BRIEF ::
Copy the records below exactly as they are written.

RAW RECORDS ::
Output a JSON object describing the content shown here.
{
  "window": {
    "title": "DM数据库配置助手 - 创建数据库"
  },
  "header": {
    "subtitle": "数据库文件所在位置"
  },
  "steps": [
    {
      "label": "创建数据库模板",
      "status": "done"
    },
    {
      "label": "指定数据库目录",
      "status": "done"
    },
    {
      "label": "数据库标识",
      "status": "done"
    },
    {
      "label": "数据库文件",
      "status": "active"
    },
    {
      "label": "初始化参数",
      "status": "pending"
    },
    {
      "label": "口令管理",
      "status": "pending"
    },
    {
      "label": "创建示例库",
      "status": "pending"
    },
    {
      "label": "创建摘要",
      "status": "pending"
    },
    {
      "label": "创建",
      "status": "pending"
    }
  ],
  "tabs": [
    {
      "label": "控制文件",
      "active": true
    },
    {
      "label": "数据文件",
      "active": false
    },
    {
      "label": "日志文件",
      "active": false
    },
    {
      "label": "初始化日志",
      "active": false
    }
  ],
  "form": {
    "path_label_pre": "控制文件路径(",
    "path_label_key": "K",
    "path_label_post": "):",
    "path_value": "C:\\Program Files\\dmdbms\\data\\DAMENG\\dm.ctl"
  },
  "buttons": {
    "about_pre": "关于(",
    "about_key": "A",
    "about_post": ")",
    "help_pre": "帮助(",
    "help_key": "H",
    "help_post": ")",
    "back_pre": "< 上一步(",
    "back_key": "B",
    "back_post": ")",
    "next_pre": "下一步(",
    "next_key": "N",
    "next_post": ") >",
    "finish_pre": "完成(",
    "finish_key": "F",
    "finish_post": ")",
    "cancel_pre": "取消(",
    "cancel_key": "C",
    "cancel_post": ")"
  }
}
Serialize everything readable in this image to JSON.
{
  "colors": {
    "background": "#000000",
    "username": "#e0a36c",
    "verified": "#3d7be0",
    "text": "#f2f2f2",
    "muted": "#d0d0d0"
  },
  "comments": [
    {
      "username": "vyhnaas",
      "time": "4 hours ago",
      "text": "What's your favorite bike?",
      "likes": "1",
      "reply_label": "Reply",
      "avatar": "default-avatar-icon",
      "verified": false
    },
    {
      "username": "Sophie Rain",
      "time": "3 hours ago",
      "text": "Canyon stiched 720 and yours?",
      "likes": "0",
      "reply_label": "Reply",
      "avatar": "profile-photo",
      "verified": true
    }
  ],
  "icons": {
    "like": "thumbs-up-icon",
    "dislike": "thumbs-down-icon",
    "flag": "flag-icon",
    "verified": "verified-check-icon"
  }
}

WRITTEN REPLY ::
Output a JSON object describing the content shown here.
{
  "window": {
    "title": "DM数据库配置助手 - 创建数据库"
  },
  "header": {
    "subtitle": "数据库文件所在位置"
  },
  "steps": [
    {
      "label": "创建数据库模板",
      "status": "done"
    },
    {
      "label": "指定数据库目录",
      "status": "done"
    },
    {
      "label": "数据库标识",
      "status": "done"
    },
    {
      "label": "数据库文件",
      "status": "active"
    },
    {
      "label": "初始化参数",
      "status": "pending"
    },
    {
      "label": "口令管理",
      "status": "pending"
    },
    {
      "label": "创建示例库",
      "status": "pending"
    },
    {
      "label": "创建摘要",
      "status": "pending"
    },
    {
      "label": "创建",
      "status": "pending"
    }
  ],
  "tabs": [
    {
      "label": "控制文件",
      "active": true
    },
    {
      "label": "数据文件",
      "active": false
    },
    {
      "label": "日志文件",
      "active": false
    },
    {
      "label": "初始化日志",
      "active": false
    }
  ],
  "form": {
    "path_label_pre": "控制文件路径(",
    "path_label_key": "K",
    "path_label_post": "):",
    "path_value": "C:\\Program Files\\dmdbms\\data\\DAMENG\\dm.ctl"
  },
  "buttons": {
    "about_pre": "关于(",
    "about_key": "A",
    "about_post": ")",
    "help_pre": "帮助(",
    "help_key": "H",
    "help_post": ")",
    "back_pre": "< 上一步(",
    "back_key": "B",
    "back_post": ")",
    "next_pre": "下一步(",
    "next_key": "N",
    "next_post": ") >",
    "finish_pre": "完成(",
    "finish_key": "F",
    "finish_post": ")",
    "cancel_pre": "取消(",
    "cancel_key": "C",
    "cancel_post": ")"
  }
}
Serialize everything readable in this image to JSON.
{
  "colors": {
    "background": "#000000",
    "username": "#e0a36c",
    "verified": "#3d7be0",
    "text": "#f2f2f2",
    "muted": "#d0d0d0"
  },
  "comments": [
    {
      "username": "vyhnaas",
      "time": "4 hours ago",
      "text": "What's your favorite bike?",
      "likes": "1",
      "reply_label": "Reply",
      "avatar": "default-avatar-icon",
      "verified": false
    },
    {
      "username": "Sophie Rain",
      "time": "3 hours ago",
      "text": "Canyon stiched 720 and yours?",
      "likes": "0",
      "reply_label": "Reply",
      "avatar": "profile-photo",
      "verified": true
    }
  ],
  "icons": {
    "like": "thumbs-up-icon",
    "dislike": "thumbs-down-icon",
    "flag": "flag-icon",
    "verified": "verified-check-icon"
  }
}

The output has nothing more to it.